TO DO:
• a. Rewrite the blog extract, beginning at the words "Afterwards I reflected" and stopping after "Where Art Thou?", with "teachers" in place of "tutors".
• b. Carry on the blog extract from the point where it stops.

Wednesday, July 19, 2006

In My Girlish Days

Late hours at night, trying to play my hand
Through my window, out stepped a man
I didn't know no better
Oh boys
In my girlish days

My mama cried, papa did, too
Oh, daughter, look what a shame on you
I didn't know no better
Oh boys
In my girlish days

I flagged a train, didn't have a dime
Trying to run away from that home of mine
I didn't know no better
Oh boys
In my girlish days

I hit the highway, caught me a truck
Nineteen and seventeen, when the winter was tough
I didn't know no better
Oh boys
In my girlish days

(Lord, play it for me now)

All of my playmates is not surprised,
I had to travel 'fore I got wise
I found out better
And I still got my girlish ways

Funny Word

Taking Back Sunday was on Kevin and Bean this morning. They played an acoustic version of their little single, you know the one, and afterwards one of them (Bean?) remarked that whenever they have a band come in and play an acoustic set, every song inevitably sounds like Poison's Every Rose Has Its Thorn. The two Taking Back Sunday guys were crushed. "You know, we've never played that song this early before. Here we are playing our hearts out, and you have to compare us to this boner rock band."

"Oh no, I love Poison. I didn't mean it like it's a bad thing."

"It IS a bad thing!"

Afterwards I reflected that these might be strong words coming from 2006's answer to 1988's Poison. But at the time, I could only think:

"Boner - hee hee! That's not a word you hear often enough."

Monday, July 17, 2006

The Stick

in "stick and carrot." So far the carrot has been the $$$. The stick is that one of the tutors got fired last week. Apparently the students thought he was "too boring." Those snot-nosed brats! Maybe class would be less boring if they actually did the work.

O Brother, Where Art Thou?

I give it a "fair" rating. It has nothing to do with the Odyssey, however, aside from a few names. Interesting how our expectations work: if they hadn't said anything about the Odyssey, who knows, I might have been calling it a rip-off. But as a professed adaptation, I expected far more ripping off. The one (possible?) allusion I thought was clever was the governor as the king of the Phaeacians. There were a lot of other stuff I couldn't identify. What was the character of the blind radio guy, Milton from Office Space? Demodocus? Tommy Johnson, as far as I could tell, was simply Robert Johnson - who was real life, not Homeric. George the bank robber had something to do with the cattle of the sun, but it neither made sense what he would have been in the Odyssey, nor why he's relevant the protagonists in the movie itself.

ROWS:
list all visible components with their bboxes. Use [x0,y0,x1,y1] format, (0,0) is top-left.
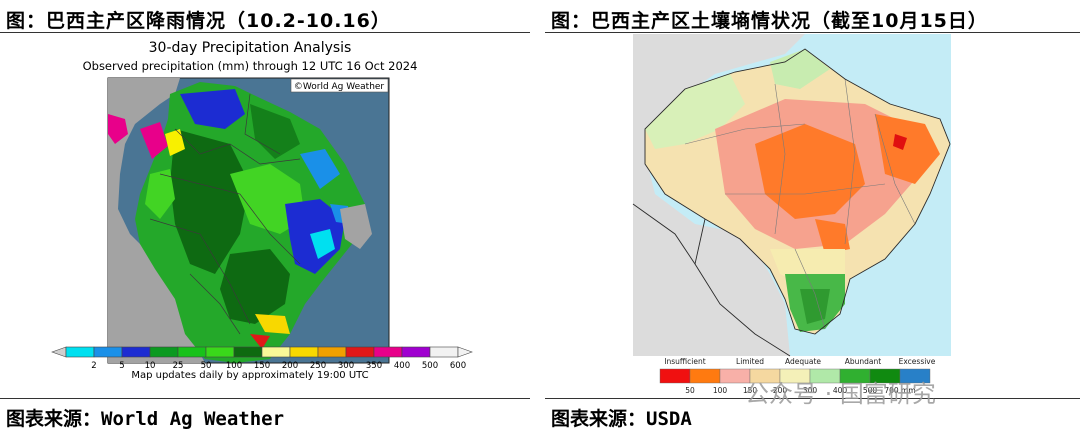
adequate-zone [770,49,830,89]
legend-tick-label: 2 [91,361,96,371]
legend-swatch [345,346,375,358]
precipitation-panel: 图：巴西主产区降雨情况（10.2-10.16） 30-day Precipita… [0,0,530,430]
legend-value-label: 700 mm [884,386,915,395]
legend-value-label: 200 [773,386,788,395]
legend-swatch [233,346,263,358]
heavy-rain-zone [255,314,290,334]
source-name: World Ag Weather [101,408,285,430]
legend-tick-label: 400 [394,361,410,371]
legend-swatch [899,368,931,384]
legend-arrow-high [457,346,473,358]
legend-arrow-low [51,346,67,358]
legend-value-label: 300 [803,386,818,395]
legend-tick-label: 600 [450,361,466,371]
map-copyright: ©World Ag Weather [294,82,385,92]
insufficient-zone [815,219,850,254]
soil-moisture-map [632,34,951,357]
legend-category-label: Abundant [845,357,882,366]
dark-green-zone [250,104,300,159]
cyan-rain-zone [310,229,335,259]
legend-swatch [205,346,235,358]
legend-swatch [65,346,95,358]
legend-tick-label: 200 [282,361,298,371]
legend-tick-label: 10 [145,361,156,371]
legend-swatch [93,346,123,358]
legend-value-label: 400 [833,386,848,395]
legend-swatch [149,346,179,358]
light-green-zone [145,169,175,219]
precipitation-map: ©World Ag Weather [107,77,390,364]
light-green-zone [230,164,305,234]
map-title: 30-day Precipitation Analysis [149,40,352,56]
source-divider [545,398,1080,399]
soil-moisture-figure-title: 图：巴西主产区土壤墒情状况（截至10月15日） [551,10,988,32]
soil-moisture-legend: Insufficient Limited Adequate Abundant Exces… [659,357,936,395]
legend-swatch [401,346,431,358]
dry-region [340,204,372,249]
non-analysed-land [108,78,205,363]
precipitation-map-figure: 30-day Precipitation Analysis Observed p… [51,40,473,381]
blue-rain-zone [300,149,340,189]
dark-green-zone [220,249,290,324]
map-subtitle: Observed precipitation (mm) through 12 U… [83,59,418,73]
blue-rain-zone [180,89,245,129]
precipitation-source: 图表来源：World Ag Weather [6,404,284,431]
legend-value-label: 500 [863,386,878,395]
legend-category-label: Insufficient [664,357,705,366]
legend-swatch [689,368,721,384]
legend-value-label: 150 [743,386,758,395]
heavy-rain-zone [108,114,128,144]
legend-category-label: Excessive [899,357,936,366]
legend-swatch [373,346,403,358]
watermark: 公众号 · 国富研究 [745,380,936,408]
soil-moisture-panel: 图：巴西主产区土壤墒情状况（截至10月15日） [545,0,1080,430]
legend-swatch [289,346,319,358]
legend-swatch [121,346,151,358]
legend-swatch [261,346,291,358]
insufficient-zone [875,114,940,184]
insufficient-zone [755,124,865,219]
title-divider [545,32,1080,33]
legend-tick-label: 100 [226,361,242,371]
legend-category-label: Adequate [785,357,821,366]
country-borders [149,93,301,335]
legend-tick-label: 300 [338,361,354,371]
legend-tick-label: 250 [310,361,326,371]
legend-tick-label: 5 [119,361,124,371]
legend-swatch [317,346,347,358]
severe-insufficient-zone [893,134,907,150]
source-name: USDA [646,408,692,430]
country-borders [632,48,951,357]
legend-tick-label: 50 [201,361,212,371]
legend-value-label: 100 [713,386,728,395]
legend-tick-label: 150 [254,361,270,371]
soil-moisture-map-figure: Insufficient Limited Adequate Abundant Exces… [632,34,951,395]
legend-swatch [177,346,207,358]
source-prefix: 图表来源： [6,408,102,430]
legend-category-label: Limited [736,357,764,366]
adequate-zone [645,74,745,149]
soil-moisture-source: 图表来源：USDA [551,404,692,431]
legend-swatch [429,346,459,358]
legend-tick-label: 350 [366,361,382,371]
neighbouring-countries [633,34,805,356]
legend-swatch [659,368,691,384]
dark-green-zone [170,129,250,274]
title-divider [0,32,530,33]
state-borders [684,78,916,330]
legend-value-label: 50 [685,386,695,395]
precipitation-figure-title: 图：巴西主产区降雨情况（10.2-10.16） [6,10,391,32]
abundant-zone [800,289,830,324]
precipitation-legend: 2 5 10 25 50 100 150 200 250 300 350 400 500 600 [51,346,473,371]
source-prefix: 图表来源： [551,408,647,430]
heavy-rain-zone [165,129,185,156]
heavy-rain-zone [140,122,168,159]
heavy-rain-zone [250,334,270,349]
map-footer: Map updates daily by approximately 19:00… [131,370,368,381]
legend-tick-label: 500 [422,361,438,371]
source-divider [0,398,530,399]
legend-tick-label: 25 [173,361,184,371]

EXPECTED OUTPUTS:
• a.
Afterwards I reflected that these might be strong words coming from 2006's answer to 1988's Poison. But at the time, I could only think:

"Boner - hee hee! That's not a word you hear often enough."

Monday, July 17, 2006

The Stick

in "stick and carrot." So far the carrot has been the $$$. The stick is that one of the teachers got fired last week. Apparently the students thought he was "too boring." Those snot-nosed brats! Maybe class would be less boring if they actually did the work.

O Brother, Where Art Thou?

• b.
What I Find Obnoxious

are those people whom you don't know that well, but they think it's okay to make fun of you. I just remembered a particularly bad version of this from last Friday. My friend's friend was jesting at me - and incidentally, not even my actual friends thought that what I was doing was funny enough for commentary (I was trying to get the DJ to change the music) - and I didn't know what I was supposed to say to her. If she were a total stranger, I would say, "Get the fuck out of my face, idiot brain," but obviously I couldn't say that to a friend's friend. If it were my actual friend making fun of me...well, usually there isn't that uncomfortable silence which I'm then expected to fill up and smooth over. Seriously, the last thing I am is a Miss Manners. And yet I repeatedly find myself in that position where I have to compensate for other people's blunders.

The way one does that, usually, is to make a fool out of oneself in order to make the other party feel less foolish. Learn to stop making fools out of yourselves, people. I'm sick of sacrificing myself for the social harmony.

Saturday, July 15, 2006

How many gashes make a gimp?

3. Last night I took a cm-wide layer of skin off my ankle from a carpet burn while "breakdancing." Today I went surfing and got nickeed on the foot from a rock. Then my board (new and under-waxed) slipped out under me, and the fin cut me under my knee. This is all on the right leg.

I wouldn't have guessed it, but the carpet burn is giving me the most pain. The fin cut, however, is causing the limp - the cut itself isn't that deep but I think it also bruised or something.

Friday, July 14, 2006

Who's a Happy Camper?

Rex is! I just bought my brand new, beautiful, 7'6" longboard. I can't wait to break it in.

So check it out: a used board costs $400. A new board costs $425 - and if you're my mom, you can negotiate down to $400. Who would be fool enough to buy a used board?

A Place in the Sun

OMG, Montgomery Clift is DAMN BEAUTIFUL. Elizabeth Taylor isn't hard on the eyes either.

Remarkably like Matchpoint, but it sucked more, and in opposite ways. Whereas Matchpoint enraged me because the murderer/asshole got off scot free - which is actually as funny and delightful as it is enraging - A Place in the Sun pissed me off because I was rooting for the murderer to get away, but he doesn't. It makes you think that maybe even an irresponsible asshole has the right to try to be happy. But no...according to the movie, he doesn't have the right.

Thursday, July 13, 2006

Hooray!

I finished my stupid Sophocles paper! Now I can, like, start my summer.

Conan's Celebrity Surveys

1. "When all else fails..."
Ben Affleck: "...I start filming All Else 2."

2. "I learned my sportsmanship from..."
Zinedine Zidane: "...an angry mountain goat."

Wednesday, July 12, 2006

The Despotic Authority of a Teacher

One more episode from today's Streetcar class:

"...so you see, Stella decides that she can't believe Blanche because she has this life with Stanley that she doesn't want to give up. They have a baby now -"
"What happens to the baby?"
"The baby? The baby's fine. He grows up to be Michael Corleone, aka Al Pacino."
"Wait, what?"
"You know, Marlon Brando's son, 30 years later."
"Really? The baby in this play is Al Pacino?"
Sigh.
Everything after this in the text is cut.